Layout listing:
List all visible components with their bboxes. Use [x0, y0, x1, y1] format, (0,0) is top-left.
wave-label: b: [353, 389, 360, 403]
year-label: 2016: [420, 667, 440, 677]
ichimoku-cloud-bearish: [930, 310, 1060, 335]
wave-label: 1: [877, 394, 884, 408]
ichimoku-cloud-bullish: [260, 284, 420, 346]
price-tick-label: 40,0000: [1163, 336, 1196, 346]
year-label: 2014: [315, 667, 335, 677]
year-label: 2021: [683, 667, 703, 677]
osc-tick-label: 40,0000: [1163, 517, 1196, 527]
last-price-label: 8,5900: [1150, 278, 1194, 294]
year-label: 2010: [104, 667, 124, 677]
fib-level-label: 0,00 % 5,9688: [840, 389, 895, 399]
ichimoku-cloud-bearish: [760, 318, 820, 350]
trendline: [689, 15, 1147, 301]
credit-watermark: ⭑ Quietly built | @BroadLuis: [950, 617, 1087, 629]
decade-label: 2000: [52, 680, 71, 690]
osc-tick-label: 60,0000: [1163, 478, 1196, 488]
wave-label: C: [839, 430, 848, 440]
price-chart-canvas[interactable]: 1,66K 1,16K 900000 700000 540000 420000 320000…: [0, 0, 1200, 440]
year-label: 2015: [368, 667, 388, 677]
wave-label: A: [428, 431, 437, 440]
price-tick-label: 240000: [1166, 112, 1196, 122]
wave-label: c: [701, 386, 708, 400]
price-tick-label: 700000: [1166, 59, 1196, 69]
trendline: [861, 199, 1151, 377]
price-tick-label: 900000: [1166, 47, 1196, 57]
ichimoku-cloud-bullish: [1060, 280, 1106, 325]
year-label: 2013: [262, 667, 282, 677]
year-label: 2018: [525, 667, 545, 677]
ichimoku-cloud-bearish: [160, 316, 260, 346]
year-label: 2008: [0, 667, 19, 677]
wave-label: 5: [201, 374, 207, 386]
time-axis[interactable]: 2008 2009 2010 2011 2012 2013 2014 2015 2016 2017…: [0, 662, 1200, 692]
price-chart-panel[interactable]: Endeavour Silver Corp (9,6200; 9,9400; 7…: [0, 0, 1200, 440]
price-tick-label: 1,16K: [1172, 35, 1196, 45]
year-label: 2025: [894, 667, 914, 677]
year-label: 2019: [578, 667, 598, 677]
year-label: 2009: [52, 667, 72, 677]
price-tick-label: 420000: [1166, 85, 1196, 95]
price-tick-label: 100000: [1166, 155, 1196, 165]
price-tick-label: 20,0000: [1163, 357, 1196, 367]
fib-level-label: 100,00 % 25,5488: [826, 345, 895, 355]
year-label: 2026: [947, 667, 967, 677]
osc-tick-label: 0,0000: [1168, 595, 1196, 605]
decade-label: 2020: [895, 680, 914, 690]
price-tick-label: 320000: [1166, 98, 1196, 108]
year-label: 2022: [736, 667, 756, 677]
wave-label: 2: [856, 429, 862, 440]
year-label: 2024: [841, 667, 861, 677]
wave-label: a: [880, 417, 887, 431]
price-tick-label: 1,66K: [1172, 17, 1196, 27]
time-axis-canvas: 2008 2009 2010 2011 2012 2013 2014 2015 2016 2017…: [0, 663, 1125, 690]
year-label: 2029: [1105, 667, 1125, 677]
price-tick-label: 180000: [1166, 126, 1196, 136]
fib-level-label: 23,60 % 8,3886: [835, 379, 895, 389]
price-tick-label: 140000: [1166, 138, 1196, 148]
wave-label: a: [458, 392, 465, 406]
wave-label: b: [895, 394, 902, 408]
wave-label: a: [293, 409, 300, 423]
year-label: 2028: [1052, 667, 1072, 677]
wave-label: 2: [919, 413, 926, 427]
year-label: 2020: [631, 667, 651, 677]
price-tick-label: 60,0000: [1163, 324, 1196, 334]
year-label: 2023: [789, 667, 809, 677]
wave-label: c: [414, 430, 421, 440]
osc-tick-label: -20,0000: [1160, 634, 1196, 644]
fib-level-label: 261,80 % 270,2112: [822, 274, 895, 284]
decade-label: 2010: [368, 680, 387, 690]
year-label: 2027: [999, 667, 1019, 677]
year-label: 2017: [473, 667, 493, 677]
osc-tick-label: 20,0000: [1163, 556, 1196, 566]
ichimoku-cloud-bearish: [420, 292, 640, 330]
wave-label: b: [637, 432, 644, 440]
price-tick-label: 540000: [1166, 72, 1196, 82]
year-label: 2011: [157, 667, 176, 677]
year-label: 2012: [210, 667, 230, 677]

> _Task instructions_: Present the lines of the listing as a numbered list, starting at the first line and ending at the line that contains "price-chart-canvas[interactable]: 1,66K 1,16K", with both of those lines included and any blank lines left out.

> _Solution_:
1. List all visible components with their bboxes. Use [x0, y0, x1, y1] format, (0,0) is top-left.
2. wave-label: b: [353, 389, 360, 403]
3. year-label: 2016: [420, 667, 440, 677]
4. ichimoku-cloud-bearish: [930, 310, 1060, 335]
5. wave-label: 1: [877, 394, 884, 408]
6. ichimoku-cloud-bullish: [260, 284, 420, 346]
7. price-tick-label: 40,0000: [1163, 336, 1196, 346]
8. year-label: 2014: [315, 667, 335, 677]
9. year-label: 2021: [683, 667, 703, 677]
10. osc-tick-label: 40,0000: [1163, 517, 1196, 527]
11. last-price-label: 8,5900: [1150, 278, 1194, 294]
12. year-label: 2010: [104, 667, 124, 677]
13. fib-level-label: 0,00 % 5,9688: [840, 389, 895, 399]
14. ichimoku-cloud-bearish: [760, 318, 820, 350]
15. trendline: [689, 15, 1147, 301]
16. credit-watermark: ⭑ Quietly built | @BroadLuis: [950, 617, 1087, 629]
17. decade-label: 2000: [52, 680, 71, 690]
18. osc-tick-label: 60,0000: [1163, 478, 1196, 488]
19. wave-label: C: [839, 430, 848, 440]
20. price-chart-canvas[interactable]: 1,66K 1,16K 900000 700000 540000 420000 320000…: [0, 0, 1200, 440]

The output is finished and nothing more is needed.